YOUR OBJECTIVE
Count lines, not occurrences: give the number of lines holding the word "limitations", and nothing besides.

LISTED ENTRIES
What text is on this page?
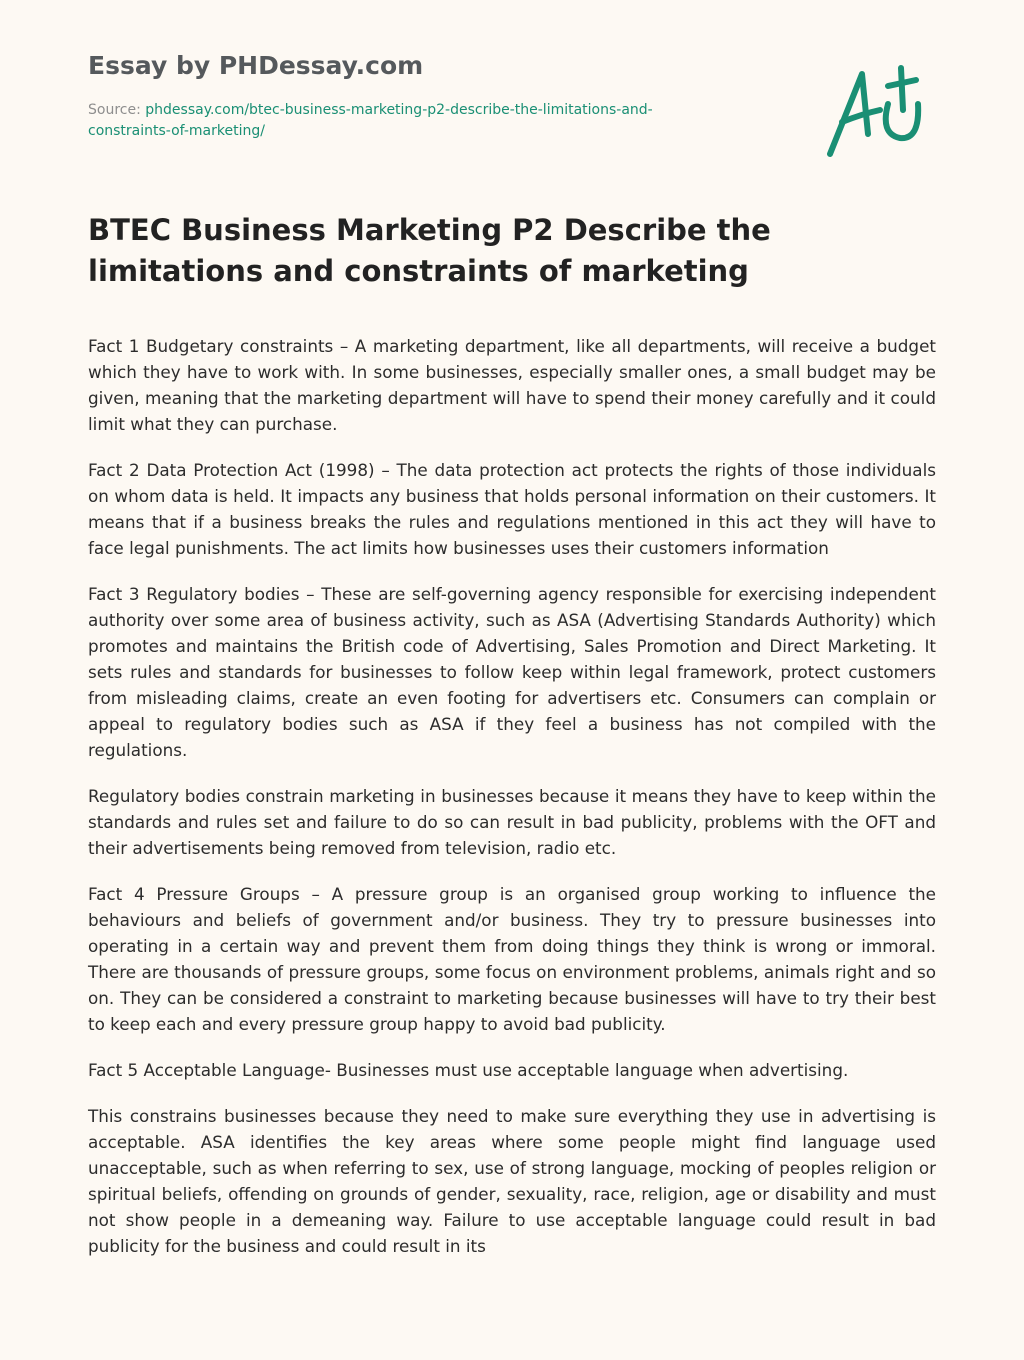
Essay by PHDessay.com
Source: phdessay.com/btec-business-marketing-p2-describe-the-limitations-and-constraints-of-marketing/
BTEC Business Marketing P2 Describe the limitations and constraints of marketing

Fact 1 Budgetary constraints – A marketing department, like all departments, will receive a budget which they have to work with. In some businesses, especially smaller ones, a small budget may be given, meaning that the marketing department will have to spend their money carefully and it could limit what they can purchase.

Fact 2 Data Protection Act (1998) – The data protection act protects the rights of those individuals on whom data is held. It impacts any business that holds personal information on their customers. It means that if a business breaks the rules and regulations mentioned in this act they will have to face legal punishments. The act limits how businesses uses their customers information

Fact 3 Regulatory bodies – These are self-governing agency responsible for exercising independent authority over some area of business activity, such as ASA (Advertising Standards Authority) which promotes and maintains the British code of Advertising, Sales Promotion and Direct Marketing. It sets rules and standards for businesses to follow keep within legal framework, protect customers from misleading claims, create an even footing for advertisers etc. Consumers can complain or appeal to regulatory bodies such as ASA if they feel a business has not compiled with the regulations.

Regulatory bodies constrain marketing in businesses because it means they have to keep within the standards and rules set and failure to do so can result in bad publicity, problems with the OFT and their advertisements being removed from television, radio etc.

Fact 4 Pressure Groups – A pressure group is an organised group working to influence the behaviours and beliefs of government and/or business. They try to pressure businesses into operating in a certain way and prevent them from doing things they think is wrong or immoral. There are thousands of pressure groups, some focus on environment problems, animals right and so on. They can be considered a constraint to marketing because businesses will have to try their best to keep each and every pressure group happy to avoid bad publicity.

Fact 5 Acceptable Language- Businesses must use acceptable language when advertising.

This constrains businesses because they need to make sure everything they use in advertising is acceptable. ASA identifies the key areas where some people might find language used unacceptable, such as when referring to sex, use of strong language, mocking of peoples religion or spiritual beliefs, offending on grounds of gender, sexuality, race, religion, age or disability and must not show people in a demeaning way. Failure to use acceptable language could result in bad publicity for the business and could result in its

EXPECTED ANSWER
2